Required work: Which lines hold the word "rugged"? Copy each of them.

Material shown:
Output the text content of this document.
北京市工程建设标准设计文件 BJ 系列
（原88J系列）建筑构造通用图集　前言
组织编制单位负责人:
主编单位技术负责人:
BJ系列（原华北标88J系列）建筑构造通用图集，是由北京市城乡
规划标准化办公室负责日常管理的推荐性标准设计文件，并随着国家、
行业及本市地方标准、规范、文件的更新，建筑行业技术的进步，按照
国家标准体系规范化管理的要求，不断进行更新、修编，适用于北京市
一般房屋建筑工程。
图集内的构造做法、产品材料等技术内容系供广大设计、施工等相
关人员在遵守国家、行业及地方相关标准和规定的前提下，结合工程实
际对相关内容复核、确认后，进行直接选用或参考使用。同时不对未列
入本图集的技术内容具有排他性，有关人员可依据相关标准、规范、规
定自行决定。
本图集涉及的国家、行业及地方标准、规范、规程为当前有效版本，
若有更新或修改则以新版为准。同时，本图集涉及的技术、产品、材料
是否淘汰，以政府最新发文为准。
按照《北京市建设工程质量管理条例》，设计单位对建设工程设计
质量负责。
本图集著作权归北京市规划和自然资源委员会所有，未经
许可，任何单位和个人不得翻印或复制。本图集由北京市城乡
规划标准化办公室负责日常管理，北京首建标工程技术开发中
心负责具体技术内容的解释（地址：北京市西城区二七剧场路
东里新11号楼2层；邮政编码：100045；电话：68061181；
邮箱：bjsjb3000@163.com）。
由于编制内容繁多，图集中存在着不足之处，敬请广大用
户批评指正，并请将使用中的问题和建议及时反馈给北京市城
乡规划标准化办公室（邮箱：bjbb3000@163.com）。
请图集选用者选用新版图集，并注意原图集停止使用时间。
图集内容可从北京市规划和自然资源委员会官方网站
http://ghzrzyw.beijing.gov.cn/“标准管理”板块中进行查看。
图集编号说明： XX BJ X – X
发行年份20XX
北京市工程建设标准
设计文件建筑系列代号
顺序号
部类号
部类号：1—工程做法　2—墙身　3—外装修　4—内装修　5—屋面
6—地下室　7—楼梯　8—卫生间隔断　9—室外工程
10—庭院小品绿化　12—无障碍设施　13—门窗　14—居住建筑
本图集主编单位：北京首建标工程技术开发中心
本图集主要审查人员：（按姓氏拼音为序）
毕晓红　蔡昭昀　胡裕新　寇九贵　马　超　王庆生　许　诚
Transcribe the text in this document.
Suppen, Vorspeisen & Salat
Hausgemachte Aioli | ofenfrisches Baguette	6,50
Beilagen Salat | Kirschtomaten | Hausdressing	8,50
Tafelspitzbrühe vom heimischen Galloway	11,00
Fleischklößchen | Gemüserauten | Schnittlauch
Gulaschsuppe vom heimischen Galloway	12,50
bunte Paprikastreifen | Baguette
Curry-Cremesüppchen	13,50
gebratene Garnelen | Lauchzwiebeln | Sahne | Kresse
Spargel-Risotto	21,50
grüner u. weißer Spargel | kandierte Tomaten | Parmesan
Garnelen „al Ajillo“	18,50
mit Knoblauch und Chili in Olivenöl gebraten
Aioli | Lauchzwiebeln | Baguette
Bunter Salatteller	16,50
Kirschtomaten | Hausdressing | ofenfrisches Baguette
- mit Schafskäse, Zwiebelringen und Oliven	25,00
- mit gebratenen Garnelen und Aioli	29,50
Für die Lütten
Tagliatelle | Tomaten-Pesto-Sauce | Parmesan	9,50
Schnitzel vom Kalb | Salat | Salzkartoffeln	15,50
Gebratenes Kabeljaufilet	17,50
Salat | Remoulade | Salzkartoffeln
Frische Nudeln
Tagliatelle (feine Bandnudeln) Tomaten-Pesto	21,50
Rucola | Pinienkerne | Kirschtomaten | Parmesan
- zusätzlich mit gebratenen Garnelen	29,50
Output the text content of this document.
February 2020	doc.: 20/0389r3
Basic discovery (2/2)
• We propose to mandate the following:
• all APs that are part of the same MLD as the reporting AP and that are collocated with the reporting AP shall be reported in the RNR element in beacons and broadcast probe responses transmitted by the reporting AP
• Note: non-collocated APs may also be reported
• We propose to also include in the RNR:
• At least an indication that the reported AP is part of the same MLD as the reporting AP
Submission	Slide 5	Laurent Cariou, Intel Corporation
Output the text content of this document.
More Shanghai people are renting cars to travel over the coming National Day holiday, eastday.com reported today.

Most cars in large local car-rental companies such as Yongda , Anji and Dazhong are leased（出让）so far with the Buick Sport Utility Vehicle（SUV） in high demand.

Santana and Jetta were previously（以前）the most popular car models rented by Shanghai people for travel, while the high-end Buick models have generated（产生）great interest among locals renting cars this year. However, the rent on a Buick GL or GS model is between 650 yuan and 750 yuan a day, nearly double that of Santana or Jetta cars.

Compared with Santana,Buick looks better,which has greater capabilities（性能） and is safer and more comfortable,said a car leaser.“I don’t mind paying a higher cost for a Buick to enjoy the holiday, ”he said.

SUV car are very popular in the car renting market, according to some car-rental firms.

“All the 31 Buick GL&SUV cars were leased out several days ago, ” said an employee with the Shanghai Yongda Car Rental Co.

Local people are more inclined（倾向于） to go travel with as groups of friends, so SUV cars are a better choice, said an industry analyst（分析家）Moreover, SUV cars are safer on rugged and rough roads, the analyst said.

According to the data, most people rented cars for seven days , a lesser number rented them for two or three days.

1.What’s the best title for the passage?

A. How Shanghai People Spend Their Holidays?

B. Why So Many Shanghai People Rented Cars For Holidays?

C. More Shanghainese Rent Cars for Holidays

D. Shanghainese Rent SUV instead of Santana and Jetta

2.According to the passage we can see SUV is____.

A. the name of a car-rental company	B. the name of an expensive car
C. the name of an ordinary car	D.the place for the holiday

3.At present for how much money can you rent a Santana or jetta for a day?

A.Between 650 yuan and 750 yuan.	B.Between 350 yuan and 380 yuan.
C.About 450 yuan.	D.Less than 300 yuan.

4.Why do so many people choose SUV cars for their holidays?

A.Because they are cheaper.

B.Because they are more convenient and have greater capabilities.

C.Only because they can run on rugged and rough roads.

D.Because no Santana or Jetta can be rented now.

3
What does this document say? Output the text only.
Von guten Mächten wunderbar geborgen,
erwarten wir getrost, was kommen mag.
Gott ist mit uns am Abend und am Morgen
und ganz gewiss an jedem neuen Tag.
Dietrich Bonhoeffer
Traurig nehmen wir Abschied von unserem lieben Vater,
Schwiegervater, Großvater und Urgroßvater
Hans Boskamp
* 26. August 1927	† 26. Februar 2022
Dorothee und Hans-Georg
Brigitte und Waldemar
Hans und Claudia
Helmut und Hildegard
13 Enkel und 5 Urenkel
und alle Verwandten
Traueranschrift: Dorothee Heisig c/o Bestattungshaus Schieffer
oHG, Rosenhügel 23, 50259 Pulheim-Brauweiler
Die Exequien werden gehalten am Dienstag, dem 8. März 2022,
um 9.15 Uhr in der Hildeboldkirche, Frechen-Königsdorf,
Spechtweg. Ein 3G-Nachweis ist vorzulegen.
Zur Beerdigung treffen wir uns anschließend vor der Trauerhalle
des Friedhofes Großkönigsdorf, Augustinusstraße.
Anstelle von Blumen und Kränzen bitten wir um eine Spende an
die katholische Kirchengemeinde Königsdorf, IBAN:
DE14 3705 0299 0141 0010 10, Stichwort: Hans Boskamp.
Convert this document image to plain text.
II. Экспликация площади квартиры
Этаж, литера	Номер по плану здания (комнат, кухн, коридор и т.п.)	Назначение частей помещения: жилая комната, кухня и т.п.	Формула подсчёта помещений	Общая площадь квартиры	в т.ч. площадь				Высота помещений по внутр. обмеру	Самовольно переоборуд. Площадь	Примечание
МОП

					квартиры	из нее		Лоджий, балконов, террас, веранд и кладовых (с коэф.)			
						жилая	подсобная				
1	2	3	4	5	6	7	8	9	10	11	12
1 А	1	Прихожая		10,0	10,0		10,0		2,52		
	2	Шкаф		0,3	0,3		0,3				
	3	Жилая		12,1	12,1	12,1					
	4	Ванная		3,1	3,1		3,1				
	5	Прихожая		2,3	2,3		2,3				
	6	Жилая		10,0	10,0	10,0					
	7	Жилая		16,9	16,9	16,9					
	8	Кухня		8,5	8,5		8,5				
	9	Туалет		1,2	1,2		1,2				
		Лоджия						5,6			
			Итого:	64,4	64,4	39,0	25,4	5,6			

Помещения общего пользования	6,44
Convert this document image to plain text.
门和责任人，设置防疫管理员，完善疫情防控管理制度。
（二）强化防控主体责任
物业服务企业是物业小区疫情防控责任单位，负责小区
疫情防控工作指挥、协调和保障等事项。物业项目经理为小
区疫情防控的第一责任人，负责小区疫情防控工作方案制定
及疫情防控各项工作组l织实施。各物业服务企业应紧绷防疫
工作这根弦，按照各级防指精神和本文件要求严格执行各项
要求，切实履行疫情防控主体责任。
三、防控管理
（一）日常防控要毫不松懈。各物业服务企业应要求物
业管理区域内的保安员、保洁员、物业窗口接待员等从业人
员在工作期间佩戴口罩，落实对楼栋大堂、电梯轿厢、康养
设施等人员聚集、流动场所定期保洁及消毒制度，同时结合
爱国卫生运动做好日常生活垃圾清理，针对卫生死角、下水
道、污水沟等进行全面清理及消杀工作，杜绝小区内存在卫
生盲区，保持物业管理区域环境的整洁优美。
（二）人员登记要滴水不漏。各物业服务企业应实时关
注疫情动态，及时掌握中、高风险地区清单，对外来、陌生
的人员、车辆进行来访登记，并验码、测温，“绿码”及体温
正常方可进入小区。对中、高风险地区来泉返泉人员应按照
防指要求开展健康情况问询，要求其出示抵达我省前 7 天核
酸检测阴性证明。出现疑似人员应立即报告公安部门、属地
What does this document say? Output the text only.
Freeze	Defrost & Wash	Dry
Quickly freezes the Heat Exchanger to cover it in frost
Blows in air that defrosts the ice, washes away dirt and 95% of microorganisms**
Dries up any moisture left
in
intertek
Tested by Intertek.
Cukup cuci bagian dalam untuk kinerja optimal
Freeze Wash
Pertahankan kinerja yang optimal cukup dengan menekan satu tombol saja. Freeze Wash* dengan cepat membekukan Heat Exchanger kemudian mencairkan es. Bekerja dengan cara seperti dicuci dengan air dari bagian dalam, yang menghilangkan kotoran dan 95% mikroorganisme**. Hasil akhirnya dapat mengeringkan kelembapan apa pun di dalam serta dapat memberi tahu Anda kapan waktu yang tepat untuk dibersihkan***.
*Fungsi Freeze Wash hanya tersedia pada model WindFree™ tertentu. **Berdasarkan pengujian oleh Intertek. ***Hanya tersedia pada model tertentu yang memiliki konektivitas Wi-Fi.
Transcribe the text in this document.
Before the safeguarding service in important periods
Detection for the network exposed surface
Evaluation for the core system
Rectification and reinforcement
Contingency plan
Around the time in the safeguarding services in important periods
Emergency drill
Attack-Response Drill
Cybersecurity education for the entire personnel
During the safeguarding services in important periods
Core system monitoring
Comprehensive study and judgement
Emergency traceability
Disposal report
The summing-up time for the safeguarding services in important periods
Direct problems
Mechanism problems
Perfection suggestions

Finished task:
Local people are more inclined（倾向于） to go travel with as groups of friends, so SUV cars are a better choice, said an industry analyst（分析家）Moreover, SUV cars are safer on rugged and rough roads, the analyst said.
C.Only because they can run on rugged and rough roads.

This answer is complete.